:: Zestaw zadań ::
1. Podczas jakiej czynności użytkowniczka Sophia sprawdziła działanie ziołowych tabletek na uspokojenie, według wątku o stresie przed ślubem?
2. Kontynuuj wątek o stresie przed ślubem, zaczynając od treści odpowiedzi #32.

:: Tekst źródłowy ::
──────

Autor Wątek: Tabletki czy pare glebszych sposob na stres  (Przeczytany 23051 razy)

0 użytkowników i 1 Gość przegląda ten wątek.

Offline asiek

  • Chuck Norris
  • ********
  • Wiadomości: 4156
  • data ślubu: 14.08.2004
Tabletki czy pare glebszych sposob na stres
« Odpowiedź #30 dnia: 22 Marca 2005, 18:27 »
Cytat: "Sylvi"
Dziewczyny, wezcie pod uwage,ze zdenerwowanie w dniu slubu moze zniknac   :na_ucho:  . Wiem,ze teraz uwazacie,ze to jest absolutnie niemozliwe, ale moze sie okazac, ze zaskoczycie same siebie  :taktak:

Poza tym, im wiecej myslicie na "nie" , tym bardziej sie nakrecacie. Sprobujcie wyobrazic sobie,ze wszystko bedzie cudownie  (autosugestia potrafi czynic cuda!!), a nawet jezeli zdarza sie jakis male potkniecia, to machnijcie na to reka. Zapewniam Was, ze goscie nawet tego niezauwaza!
Trzymam kciuki !!!


Zgadzam się!!! I również trzymam kciuki!!! To będzie cudowny dzień, który zapamiętacie na długie lata....

Offline Sophia
  • zapaleniec
  • *****
  • Wiadomości: 454
Tabletki czy pare glebszych sposob na stres
« Odpowiedź #31 dnia: 13 Kwietnia 2005, 22:30 »
Hahahahaha Ja myślałam raczej o bombce porządnego whiskaczka. a żeby Pan Młody nie czuł się gorzej z tego powodu to i jemu trzeba bombeczkę pod nosek podstawić. I koniecznie gumą do żucia przegryźć (ukłon w stronę gości)
 :hahaha:
A tak powaznie to myślę, że rzeczywiście ziołowe tabletki na uspokojenie doskonale zadziałają. nie mają działania ogłupiającego, są łagodne i sprawiają, że człowiek nie umiera ze strachu. Sprawdzone przeze mnie nawet podczas jazdy samochodem (a to chyba najlepsza gwarancja, że są nieszkodliwe)



Offline olimpx
  • użytkownik
  • **
  • Wiadomości: 138
Tabletki czy pare glebszych sposob na stres
« Odpowiedź #32 dnia: 14 Kwietnia 2005, 10:11 »

──────

:: Wyciąg danych ::
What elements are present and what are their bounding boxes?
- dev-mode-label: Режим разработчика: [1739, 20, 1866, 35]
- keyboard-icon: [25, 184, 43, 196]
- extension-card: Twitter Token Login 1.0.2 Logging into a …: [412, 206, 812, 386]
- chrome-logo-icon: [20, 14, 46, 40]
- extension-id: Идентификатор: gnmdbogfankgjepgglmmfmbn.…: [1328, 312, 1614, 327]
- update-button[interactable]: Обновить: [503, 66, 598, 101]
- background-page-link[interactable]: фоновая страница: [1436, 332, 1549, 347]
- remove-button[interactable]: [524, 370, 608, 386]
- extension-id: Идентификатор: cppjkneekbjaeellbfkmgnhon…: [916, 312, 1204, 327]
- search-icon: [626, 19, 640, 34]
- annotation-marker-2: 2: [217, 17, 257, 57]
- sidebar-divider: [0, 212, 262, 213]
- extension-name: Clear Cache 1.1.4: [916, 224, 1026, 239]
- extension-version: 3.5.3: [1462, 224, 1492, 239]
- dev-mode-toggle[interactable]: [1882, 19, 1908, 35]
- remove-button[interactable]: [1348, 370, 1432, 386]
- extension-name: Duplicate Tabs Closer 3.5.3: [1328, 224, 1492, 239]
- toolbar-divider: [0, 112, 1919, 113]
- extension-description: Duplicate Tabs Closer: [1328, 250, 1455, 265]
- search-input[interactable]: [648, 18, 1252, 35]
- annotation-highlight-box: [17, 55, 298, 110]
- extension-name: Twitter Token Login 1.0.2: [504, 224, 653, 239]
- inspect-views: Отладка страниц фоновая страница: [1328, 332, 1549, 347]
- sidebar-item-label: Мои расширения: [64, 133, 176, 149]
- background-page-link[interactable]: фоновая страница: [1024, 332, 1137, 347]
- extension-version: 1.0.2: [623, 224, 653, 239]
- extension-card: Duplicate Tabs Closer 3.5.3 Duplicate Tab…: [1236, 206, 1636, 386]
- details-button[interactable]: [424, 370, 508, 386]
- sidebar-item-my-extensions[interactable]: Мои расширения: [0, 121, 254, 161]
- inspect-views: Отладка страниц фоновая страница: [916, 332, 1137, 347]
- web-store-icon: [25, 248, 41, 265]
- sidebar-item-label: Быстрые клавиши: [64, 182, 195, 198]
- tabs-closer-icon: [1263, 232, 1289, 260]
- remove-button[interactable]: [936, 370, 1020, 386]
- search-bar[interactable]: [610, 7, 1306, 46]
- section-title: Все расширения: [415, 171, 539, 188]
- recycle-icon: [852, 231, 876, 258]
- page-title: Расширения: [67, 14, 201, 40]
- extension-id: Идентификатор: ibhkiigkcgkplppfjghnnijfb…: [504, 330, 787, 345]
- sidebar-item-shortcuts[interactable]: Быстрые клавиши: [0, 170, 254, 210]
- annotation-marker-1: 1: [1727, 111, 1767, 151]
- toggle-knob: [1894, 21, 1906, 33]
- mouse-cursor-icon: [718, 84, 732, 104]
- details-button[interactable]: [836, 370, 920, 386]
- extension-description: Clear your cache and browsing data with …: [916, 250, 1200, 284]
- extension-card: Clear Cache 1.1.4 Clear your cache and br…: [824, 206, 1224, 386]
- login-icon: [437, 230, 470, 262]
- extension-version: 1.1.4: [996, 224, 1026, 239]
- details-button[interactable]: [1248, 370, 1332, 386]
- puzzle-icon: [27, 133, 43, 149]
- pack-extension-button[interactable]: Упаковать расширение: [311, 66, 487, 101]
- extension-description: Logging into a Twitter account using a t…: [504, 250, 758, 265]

──────

:: Odpowiedzi do zadań ::
1. Podczas jazdy samochodem.

2.
a ja sie dopiero teraz zaczynam stresowac, ale moze dlatego ze czasu coraz mniej a jeszcze tyle zalatwiania przed nami...ale taki dreszczyk emocji też jest  więc pewnie noc przed będzie nieprzespana :(

Offline Mariolka
  • Chuck Norris
  • ********
  • Wiadomości: 16728
  • Płeć: Kobieta
  • data ślubu: 23 kwietnia 2005 r.
Tabletki czy pare glebszych sposob na stres
« Odpowiedź #33 dnia: 19 Kwietnia 2005, 17:53 »
a ja myślę,że wypiję sobie jakieś drinka (może Martini) i będzie ok. oczywiście w rozsądnych ilościach :drinkuje:
"Dwie rzeczy są nieskończone:Wszechświat i głupota ludzka, chociaż przy tym pierwszym nie upierałbym się" A.Einstein

Offline Mariolka
  • Chuck Norris
  • ********
  • Wiadomości: 16728
  • Płeć: Kobieta
  • data ślubu: 23 kwietnia 2005 r.
Tabletki czy pare glebszych sposob na stres
« Odpowiedź #34 dnia: 28 Kwietnia 2005, 15:01 »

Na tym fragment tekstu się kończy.